EXERCISE REQUIREMENTS –
Gather every line in the records below that contains the word "Drive" and copy each such line unchanged.

SUPPLIED MATERIAL –
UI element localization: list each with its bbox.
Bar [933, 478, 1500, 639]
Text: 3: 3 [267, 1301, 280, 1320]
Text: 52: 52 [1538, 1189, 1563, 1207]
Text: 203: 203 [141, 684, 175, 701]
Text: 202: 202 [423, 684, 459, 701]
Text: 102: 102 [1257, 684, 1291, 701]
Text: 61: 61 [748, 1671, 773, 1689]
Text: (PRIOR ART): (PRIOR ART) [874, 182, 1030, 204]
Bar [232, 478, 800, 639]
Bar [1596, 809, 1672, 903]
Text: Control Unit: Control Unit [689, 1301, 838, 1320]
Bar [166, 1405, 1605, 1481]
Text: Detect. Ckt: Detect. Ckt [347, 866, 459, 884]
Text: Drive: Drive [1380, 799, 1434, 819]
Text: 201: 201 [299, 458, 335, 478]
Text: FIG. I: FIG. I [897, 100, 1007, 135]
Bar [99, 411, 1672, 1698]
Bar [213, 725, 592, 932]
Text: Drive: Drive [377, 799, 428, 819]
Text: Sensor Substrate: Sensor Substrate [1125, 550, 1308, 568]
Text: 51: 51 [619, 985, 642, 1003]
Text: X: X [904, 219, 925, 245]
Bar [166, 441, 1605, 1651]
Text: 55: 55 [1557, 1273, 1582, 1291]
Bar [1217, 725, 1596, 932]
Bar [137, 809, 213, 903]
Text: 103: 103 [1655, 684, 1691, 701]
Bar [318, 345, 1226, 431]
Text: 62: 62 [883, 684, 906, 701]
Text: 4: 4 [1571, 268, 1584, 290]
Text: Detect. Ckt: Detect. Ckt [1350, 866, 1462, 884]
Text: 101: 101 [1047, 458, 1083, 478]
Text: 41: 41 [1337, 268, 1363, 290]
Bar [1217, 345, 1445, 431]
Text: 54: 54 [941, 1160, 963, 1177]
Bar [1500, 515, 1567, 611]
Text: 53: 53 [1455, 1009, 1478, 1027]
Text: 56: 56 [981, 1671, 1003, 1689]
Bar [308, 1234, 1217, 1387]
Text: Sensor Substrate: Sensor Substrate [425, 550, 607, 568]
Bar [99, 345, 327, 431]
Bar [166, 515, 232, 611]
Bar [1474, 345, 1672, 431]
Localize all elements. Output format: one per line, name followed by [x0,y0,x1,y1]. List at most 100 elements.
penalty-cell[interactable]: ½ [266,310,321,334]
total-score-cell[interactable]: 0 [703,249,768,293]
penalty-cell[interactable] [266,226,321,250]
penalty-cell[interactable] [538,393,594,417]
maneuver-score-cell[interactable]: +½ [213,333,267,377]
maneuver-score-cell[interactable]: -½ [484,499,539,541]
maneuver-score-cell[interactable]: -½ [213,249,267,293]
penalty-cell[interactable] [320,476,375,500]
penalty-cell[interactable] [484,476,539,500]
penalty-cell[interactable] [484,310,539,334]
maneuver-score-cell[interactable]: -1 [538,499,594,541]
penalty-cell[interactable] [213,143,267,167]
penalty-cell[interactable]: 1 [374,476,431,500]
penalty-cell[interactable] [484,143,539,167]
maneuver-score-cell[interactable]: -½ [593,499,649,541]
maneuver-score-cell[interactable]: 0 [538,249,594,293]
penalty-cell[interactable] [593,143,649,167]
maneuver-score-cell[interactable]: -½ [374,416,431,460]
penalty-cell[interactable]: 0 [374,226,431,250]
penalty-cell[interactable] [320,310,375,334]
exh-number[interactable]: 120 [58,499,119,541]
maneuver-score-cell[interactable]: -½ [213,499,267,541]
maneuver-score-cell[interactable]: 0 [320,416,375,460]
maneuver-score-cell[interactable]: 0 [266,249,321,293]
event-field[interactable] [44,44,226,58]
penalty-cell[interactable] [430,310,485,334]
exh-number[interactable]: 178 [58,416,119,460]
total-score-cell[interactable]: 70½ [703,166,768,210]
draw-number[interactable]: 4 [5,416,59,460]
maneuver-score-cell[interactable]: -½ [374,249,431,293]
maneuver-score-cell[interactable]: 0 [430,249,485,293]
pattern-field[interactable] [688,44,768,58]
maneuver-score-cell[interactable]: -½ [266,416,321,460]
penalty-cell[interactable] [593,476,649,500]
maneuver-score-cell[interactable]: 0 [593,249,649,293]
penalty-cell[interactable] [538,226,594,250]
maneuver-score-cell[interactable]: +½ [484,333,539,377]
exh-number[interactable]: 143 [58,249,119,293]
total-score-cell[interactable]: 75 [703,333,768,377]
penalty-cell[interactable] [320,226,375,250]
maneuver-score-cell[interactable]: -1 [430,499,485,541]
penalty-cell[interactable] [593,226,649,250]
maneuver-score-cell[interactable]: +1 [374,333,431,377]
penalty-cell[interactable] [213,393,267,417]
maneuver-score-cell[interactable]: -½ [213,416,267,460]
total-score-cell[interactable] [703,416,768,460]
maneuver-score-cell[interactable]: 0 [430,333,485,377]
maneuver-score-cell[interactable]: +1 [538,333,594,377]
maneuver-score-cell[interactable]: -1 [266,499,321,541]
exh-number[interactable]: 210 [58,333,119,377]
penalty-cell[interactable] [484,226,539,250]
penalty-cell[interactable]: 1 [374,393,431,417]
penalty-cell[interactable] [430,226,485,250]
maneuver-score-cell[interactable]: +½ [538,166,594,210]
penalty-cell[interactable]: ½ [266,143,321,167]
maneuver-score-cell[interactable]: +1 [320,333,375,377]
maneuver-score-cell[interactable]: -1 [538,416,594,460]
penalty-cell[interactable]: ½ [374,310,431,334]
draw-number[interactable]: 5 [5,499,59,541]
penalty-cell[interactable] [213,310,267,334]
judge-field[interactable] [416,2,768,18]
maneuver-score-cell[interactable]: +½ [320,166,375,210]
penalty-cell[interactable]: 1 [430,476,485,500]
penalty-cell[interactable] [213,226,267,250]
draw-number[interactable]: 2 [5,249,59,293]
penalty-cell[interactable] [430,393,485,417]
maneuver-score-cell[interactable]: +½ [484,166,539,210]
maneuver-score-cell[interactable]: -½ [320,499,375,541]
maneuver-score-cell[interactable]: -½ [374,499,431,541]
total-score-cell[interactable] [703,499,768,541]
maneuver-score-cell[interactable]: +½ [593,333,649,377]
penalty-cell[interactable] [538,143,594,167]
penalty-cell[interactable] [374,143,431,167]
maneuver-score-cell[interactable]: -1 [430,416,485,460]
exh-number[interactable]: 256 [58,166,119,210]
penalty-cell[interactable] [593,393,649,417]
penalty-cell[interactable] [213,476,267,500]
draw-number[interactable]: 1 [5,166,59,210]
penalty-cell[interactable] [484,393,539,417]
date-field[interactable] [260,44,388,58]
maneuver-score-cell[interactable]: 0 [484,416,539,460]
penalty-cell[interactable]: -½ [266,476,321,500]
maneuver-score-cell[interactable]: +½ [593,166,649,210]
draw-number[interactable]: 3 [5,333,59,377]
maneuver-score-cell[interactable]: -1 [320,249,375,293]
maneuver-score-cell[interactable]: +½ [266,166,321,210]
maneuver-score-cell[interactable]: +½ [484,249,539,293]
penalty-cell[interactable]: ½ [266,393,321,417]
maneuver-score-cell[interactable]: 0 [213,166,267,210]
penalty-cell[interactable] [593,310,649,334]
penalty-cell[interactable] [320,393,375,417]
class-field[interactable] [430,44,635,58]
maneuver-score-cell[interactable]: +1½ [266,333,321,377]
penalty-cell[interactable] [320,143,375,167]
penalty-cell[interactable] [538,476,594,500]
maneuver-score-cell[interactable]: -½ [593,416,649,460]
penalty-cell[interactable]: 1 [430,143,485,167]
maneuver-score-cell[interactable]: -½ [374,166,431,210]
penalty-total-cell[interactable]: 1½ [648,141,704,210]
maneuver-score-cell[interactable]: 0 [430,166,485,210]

RIGHT ANSWER –
Text: Drive: Drive [1380, 799, 1434, 819]
Text: Drive: Drive [377, 799, 428, 819]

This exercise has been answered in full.